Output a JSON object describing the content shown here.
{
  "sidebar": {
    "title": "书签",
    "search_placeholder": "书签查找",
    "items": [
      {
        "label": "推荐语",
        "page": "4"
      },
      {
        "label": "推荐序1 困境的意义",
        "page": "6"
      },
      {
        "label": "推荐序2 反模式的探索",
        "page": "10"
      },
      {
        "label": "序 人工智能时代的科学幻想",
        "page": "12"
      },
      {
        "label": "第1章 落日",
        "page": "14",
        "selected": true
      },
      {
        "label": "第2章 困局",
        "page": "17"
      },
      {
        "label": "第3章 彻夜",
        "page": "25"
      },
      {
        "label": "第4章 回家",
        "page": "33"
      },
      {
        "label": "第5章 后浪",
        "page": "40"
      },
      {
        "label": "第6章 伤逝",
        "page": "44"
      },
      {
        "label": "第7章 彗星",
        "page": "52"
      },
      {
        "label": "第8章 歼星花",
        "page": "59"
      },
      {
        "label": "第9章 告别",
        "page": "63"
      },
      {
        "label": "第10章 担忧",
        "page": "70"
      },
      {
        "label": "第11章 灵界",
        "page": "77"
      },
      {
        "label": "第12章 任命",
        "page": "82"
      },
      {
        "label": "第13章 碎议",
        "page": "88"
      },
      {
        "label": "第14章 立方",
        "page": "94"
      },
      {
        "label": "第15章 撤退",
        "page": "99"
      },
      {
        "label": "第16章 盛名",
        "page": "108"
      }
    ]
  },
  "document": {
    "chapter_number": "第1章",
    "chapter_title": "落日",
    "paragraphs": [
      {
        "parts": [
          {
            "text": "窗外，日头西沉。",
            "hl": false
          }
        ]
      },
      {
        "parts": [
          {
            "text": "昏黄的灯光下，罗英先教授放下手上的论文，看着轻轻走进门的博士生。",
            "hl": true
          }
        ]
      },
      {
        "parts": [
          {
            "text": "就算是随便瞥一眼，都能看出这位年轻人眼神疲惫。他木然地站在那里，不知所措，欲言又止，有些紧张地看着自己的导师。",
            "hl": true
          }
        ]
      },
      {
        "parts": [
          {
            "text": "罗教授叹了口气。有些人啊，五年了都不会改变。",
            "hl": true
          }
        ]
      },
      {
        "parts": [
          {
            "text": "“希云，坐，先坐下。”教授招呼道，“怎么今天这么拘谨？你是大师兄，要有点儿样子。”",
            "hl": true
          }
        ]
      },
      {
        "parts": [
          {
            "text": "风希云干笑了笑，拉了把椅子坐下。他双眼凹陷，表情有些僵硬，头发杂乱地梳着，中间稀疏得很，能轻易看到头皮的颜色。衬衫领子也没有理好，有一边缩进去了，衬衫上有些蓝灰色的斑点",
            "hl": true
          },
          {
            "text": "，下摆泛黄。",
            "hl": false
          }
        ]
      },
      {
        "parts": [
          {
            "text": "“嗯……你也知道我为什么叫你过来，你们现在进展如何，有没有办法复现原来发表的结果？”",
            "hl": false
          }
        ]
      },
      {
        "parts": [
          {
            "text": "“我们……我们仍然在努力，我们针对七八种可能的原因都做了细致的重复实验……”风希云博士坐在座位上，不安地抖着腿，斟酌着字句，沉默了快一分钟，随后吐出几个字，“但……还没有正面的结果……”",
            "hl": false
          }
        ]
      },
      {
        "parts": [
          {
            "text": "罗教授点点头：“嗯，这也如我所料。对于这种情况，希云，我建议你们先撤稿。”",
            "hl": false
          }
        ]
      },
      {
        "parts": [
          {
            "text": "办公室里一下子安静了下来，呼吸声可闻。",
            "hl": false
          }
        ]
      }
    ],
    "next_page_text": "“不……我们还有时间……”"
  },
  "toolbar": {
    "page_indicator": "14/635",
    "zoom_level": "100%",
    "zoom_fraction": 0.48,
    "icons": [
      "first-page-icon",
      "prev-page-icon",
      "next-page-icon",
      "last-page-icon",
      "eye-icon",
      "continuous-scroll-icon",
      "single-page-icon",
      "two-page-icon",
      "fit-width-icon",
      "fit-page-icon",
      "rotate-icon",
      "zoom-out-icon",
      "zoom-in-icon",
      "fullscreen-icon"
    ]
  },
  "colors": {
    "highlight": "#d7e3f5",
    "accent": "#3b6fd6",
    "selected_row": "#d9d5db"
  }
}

● **Exercise**:
Transcribe every entry word for word.

● **Exercise solution**:
Output a JSON object describing the content shown here.
{
  "sidebar": {
    "title": "书签",
    "search_placeholder": "书签查找",
    "items": [
      {
        "label": "推荐语",
        "page": "4"
      },
      {
        "label": "推荐序1 困境的意义",
        "page": "6"
      },
      {
        "label": "推荐序2 反模式的探索",
        "page": "10"
      },
      {
        "label": "序 人工智能时代的科学幻想",
        "page": "12"
      },
      {
        "label": "第1章 落日",
        "page": "14",
        "selected": true
      },
      {
        "label": "第2章 困局",
        "page": "17"
      },
      {
        "label": "第3章 彻夜",
        "page": "25"
      },
      {
        "label": "第4章 回家",
        "page": "33"
      },
      {
        "label": "第5章 后浪",
        "page": "40"
      },
      {
        "label": "第6章 伤逝",
        "page": "44"
      },
      {
        "label": "第7章 彗星",
        "page": "52"
      },
      {
        "label": "第8章 歼星花",
        "page": "59"
      },
      {
        "label": "第9章 告别",
        "page": "63"
      },
      {
        "label": "第10章 担忧",
        "page": "70"
      },
      {
        "label": "第11章 灵界",
        "page": "77"
      },
      {
        "label": "第12章 任命",
        "page": "82"
      },
      {
        "label": "第13章 碎议",
        "page": "88"
      },
      {
        "label": "第14章 立方",
        "page": "94"
      },
      {
        "label": "第15章 撤退",
        "page": "99"
      },
      {
        "label": "第16章 盛名",
        "page": "108"
      }
    ]
  },
  "document": {
    "chapter_number": "第1章",
    "chapter_title": "落日",
    "paragraphs": [
      {
        "parts": [
          {
            "text": "窗外，日头西沉。",
            "hl": false
          }
        ]
      },
      {
        "parts": [
          {
            "text": "昏黄的灯光下，罗英先教授放下手上的论文，看着轻轻走进门的博士生。",
            "hl": true
          }
        ]
      },
      {
        "parts": [
          {
            "text": "就算是随便瞥一眼，都能看出这位年轻人眼神疲惫。他木然地站在那里，不知所措，欲言又止，有些紧张地看着自己的导师。",
            "hl": true
          }
        ]
      },
      {
        "parts": [
          {
            "text": "罗教授叹了口气。有些人啊，五年了都不会改变。",
            "hl": true
          }
        ]
      },
      {
        "parts": [
          {
            "text": "“希云，坐，先坐下。”教授招呼道，“怎么今天这么拘谨？你是大师兄，要有点儿样子。”",
            "hl": true
          }
        ]
      },
      {
        "parts": [
          {
            "text": "风希云干笑了笑，拉了把椅子坐下。他双眼凹陷，表情有些僵硬，头发杂乱地梳着，中间稀疏得很，能轻易看到头皮的颜色。衬衫领子也没有理好，有一边缩进去了，衬衫上有些蓝灰色的斑点",
            "hl": true
          },
          {
            "text": "，下摆泛黄。",
            "hl": false
          }
        ]
      },
      {
        "parts": [
          {
            "text": "“嗯……你也知道我为什么叫你过来，你们现在进展如何，有没有办法复现原来发表的结果？”",
            "hl": false
          }
        ]
      },
      {
        "parts": [
          {
            "text": "“我们……我们仍然在努力，我们针对七八种可能的原因都做了细致的重复实验……”风希云博士坐在座位上，不安地抖着腿，斟酌着字句，沉默了快一分钟，随后吐出几个字，“但……还没有正面的结果……”",
            "hl": false
          }
        ]
      },
      {
        "parts": [
          {
            "text": "罗教授点点头：“嗯，这也如我所料。对于这种情况，希云，我建议你们先撤稿。”",
            "hl": false
          }
        ]
      },
      {
        "parts": [
          {
            "text": "办公室里一下子安静了下来，呼吸声可闻。",
            "hl": false
          }
        ]
      }
    ],
    "next_page_text": "“不……我们还有时间……”"
  },
  "toolbar": {
    "page_indicator": "14/635",
    "zoom_level": "100%",
    "zoom_fraction": 0.48,
    "icons": [
      "first-page-icon",
      "prev-page-icon",
      "next-page-icon",
      "last-page-icon",
      "eye-icon",
      "continuous-scroll-icon",
      "single-page-icon",
      "two-page-icon",
      "fit-width-icon",
      "fit-page-icon",
      "rotate-icon",
      "zoom-out-icon",
      "zoom-in-icon",
      "fullscreen-icon"
    ]
  },
  "colors": {
    "highlight": "#d7e3f5",
    "accent": "#3b6fd6",
    "selected_row": "#d9d5db"
  }
}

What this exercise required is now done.